§ **AIM**: Write out every line below that includes the word "this".

——————————

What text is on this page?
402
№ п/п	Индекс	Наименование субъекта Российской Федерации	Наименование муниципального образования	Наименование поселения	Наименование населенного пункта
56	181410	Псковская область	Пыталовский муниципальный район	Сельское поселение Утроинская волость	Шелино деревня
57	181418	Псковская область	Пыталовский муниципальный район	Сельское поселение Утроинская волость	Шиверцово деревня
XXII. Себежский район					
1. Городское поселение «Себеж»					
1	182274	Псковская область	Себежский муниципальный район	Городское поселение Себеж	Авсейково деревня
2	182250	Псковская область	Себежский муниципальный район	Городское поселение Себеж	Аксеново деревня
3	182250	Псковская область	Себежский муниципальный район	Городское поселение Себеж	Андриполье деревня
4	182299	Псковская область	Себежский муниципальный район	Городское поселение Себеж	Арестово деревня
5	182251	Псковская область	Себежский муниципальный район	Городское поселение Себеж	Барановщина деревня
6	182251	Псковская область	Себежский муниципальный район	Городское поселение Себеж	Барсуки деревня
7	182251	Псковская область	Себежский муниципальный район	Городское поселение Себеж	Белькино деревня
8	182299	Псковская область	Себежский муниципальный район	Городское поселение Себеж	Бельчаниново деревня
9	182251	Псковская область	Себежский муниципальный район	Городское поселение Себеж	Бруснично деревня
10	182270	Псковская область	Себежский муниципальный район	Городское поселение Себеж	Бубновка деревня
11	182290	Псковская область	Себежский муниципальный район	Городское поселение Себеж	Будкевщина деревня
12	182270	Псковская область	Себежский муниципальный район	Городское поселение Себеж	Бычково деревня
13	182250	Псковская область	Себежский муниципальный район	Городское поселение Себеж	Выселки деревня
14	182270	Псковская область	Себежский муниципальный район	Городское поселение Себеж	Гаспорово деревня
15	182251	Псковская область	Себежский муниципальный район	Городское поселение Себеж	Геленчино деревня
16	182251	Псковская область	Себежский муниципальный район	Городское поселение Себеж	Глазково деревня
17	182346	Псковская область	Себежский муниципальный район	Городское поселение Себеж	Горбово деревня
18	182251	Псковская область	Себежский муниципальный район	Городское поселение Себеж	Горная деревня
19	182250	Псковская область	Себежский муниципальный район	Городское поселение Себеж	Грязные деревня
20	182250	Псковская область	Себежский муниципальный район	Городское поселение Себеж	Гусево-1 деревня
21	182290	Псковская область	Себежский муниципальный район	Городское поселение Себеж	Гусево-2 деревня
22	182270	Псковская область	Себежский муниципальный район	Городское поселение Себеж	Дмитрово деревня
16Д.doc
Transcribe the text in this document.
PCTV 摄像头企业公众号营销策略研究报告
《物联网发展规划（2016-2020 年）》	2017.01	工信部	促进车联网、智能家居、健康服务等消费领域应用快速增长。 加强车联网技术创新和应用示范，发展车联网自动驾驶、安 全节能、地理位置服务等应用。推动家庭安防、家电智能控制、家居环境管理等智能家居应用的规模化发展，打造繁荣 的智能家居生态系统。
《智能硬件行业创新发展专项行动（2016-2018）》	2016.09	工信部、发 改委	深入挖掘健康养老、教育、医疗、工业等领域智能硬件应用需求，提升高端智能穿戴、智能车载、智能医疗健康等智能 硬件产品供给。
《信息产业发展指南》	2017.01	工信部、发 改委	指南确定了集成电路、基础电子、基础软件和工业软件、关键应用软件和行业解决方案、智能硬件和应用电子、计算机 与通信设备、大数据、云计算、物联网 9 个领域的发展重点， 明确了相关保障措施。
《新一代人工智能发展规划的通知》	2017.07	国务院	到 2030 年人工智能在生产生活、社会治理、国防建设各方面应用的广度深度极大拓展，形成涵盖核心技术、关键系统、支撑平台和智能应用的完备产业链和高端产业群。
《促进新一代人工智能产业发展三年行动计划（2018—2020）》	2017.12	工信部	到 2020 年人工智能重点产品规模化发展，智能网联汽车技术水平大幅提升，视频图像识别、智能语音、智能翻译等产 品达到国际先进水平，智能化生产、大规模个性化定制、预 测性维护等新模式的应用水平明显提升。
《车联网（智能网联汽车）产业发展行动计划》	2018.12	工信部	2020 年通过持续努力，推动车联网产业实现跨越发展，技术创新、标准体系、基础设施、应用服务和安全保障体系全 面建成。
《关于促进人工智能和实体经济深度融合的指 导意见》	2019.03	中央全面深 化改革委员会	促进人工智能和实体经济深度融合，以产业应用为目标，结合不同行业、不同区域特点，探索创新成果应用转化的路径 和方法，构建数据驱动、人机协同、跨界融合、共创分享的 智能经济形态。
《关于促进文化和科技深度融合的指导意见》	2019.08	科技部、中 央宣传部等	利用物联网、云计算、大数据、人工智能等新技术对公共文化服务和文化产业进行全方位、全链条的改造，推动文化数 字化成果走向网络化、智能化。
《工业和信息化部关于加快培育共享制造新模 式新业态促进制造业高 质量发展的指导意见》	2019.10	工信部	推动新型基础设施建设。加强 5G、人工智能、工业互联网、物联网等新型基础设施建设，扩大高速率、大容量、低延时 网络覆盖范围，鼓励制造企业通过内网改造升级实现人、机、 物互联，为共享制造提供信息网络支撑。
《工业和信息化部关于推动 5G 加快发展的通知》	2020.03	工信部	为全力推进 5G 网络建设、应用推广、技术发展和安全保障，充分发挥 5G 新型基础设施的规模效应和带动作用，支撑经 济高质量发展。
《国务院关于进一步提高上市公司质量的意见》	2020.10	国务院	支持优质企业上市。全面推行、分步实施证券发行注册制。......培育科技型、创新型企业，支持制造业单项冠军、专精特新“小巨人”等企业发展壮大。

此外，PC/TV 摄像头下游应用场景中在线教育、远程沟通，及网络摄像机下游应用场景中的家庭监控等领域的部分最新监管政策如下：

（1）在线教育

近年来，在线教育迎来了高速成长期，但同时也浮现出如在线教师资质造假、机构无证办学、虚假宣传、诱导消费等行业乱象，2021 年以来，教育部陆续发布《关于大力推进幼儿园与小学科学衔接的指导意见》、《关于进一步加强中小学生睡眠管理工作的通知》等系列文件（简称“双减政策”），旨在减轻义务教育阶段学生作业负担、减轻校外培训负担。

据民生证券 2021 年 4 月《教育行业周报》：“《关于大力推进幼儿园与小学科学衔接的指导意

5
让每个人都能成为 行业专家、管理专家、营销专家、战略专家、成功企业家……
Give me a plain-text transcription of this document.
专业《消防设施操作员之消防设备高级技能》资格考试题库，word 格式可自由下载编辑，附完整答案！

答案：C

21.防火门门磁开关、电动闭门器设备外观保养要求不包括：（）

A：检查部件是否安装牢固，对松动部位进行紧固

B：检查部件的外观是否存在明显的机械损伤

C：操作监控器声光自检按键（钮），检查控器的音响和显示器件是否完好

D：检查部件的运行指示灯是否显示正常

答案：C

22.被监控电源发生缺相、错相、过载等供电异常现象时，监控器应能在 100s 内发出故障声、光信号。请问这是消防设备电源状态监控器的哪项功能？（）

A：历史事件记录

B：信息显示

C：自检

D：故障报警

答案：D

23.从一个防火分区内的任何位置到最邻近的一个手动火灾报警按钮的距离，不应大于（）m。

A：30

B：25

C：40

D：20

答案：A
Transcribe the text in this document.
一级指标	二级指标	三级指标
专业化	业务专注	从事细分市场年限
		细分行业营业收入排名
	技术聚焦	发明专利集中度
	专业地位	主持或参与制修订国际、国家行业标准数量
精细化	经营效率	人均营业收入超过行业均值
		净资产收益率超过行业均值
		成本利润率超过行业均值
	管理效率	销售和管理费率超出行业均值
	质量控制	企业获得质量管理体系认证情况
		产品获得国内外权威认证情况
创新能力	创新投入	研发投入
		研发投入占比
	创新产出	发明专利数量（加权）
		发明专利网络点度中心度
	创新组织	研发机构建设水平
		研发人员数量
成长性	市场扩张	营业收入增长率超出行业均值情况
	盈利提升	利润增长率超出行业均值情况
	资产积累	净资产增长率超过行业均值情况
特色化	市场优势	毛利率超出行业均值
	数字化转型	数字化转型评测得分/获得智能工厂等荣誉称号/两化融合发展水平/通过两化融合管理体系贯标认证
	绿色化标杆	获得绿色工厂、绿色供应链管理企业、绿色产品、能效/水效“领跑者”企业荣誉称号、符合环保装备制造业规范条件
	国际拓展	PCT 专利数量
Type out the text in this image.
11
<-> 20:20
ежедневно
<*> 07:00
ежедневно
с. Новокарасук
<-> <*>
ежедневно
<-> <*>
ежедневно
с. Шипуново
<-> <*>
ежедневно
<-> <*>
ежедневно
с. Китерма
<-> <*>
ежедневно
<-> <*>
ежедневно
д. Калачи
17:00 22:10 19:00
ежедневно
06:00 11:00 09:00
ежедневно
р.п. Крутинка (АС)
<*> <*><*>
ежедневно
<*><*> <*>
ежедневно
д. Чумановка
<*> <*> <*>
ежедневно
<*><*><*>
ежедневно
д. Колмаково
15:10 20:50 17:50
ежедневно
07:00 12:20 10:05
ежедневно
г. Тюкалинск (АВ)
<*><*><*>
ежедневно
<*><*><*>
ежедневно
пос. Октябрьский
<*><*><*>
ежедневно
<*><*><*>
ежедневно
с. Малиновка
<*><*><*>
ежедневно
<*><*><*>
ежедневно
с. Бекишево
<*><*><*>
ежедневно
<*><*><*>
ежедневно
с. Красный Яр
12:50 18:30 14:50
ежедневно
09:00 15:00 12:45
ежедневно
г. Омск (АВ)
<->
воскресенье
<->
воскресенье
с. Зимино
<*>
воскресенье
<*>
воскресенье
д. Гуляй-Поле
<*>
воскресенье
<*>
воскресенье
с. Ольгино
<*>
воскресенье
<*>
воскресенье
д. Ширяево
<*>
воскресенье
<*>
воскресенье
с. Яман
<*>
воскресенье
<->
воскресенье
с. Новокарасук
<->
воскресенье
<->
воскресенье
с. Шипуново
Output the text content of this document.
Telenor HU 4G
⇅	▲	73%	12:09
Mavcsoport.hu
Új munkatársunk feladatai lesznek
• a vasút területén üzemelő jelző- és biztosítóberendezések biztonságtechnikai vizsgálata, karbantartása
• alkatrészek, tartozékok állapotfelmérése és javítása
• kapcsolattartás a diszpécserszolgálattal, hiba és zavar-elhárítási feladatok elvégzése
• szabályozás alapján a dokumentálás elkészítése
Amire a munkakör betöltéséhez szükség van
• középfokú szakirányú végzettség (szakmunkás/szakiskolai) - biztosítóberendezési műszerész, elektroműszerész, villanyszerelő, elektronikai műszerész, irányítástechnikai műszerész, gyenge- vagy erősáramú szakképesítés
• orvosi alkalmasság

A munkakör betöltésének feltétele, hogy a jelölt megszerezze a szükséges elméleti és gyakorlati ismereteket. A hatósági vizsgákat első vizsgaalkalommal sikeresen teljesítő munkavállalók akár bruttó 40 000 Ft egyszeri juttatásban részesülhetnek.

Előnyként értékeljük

——————————

§ **FULL OUTPUT**:
What text is on this page?
Transcribe the text in this document.
Give me a plain-text transcription of this document.
Transcribe the text in this document.
Type out the text in this image.
Output the text content of this document.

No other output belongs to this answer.